## WHAT YOU HAVE TO DO
Set down all of the entries word for word, omitting the images they contain.
________________________
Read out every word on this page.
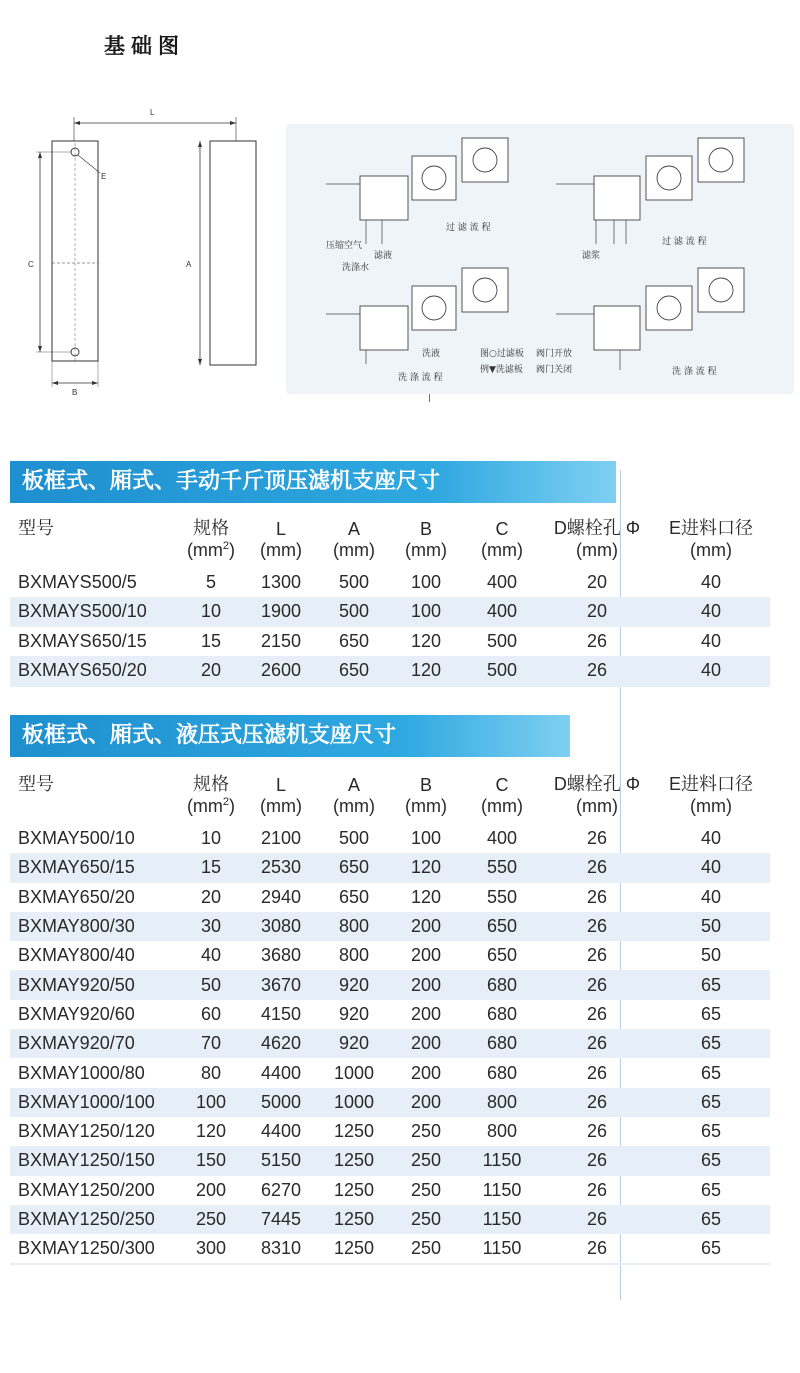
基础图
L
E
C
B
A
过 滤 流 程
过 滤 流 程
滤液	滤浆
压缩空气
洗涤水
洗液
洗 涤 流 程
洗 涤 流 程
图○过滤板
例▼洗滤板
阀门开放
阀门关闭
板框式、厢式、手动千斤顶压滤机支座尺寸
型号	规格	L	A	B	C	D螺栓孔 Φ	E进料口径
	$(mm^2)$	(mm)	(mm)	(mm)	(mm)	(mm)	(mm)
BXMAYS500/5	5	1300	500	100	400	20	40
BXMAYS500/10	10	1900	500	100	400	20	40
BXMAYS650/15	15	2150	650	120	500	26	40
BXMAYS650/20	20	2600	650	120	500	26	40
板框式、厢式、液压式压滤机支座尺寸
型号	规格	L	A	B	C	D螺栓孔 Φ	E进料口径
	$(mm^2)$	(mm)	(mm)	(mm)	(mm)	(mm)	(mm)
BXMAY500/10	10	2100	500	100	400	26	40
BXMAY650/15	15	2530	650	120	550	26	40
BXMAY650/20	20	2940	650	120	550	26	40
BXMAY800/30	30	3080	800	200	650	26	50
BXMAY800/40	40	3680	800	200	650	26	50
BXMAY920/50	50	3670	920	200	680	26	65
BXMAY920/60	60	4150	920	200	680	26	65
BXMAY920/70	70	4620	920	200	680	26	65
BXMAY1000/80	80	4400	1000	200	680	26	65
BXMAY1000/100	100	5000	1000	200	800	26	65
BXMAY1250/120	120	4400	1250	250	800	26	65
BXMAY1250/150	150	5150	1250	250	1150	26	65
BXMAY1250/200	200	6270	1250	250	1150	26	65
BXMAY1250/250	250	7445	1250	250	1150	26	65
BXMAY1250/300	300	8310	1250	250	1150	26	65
________________________
## ANSWER TO THIS TASK
Read out every word on this page.
基础图
L
E
C
B
A
过 滤 流 程
过 滤 流 程
滤液	滤浆
压缩空气
洗涤水
洗液
洗 涤 流 程
洗 涤 流 程
图○过滤板
例▼洗滤板
阀门开放
阀门关闭
板框式、厢式、手动千斤顶压滤机支座尺寸
型号	规格	L	A	B	C	D螺栓孔 Φ	E进料口径
	$(mm^2)$	(mm)	(mm)	(mm)	(mm)	(mm)	(mm)
BXMAYS500/5	5	1300	500	100	400	20	40
BXMAYS500/10	10	1900	500	100	400	20	40
BXMAYS650/15	15	2150	650	120	500	26	40
BXMAYS650/20	20	2600	650	120	500	26	40
板框式、厢式、液压式压滤机支座尺寸
型号	规格	L	A	B	C	D螺栓孔 Φ	E进料口径
	$(mm^2)$	(mm)	(mm)	(mm)	(mm)	(mm)	(mm)
BXMAY500/10	10	2100	500	100	400	26	40
BXMAY650/15	15	2530	650	120	550	26	40
BXMAY650/20	20	2940	650	120	550	26	40
BXMAY800/30	30	3080	800	200	650	26	50
BXMAY800/40	40	3680	800	200	650	26	50
BXMAY920/50	50	3670	920	200	680	26	65
BXMAY920/60	60	4150	920	200	680	26	65
BXMAY920/70	70	4620	920	200	680	26	65
BXMAY1000/80	80	4400	1000	200	680	26	65
BXMAY1000/100	100	5000	1000	200	800	26	65
BXMAY1250/120	120	4400	1250	250	800	26	65
BXMAY1250/150	150	5150	1250	250	1150	26	65
BXMAY1250/200	200	6270	1250	250	1150	26	65
BXMAY1250/250	250	7445	1250	250	1150	26	65
BXMAY1250/300	300	8310	1250	250	1150	26	65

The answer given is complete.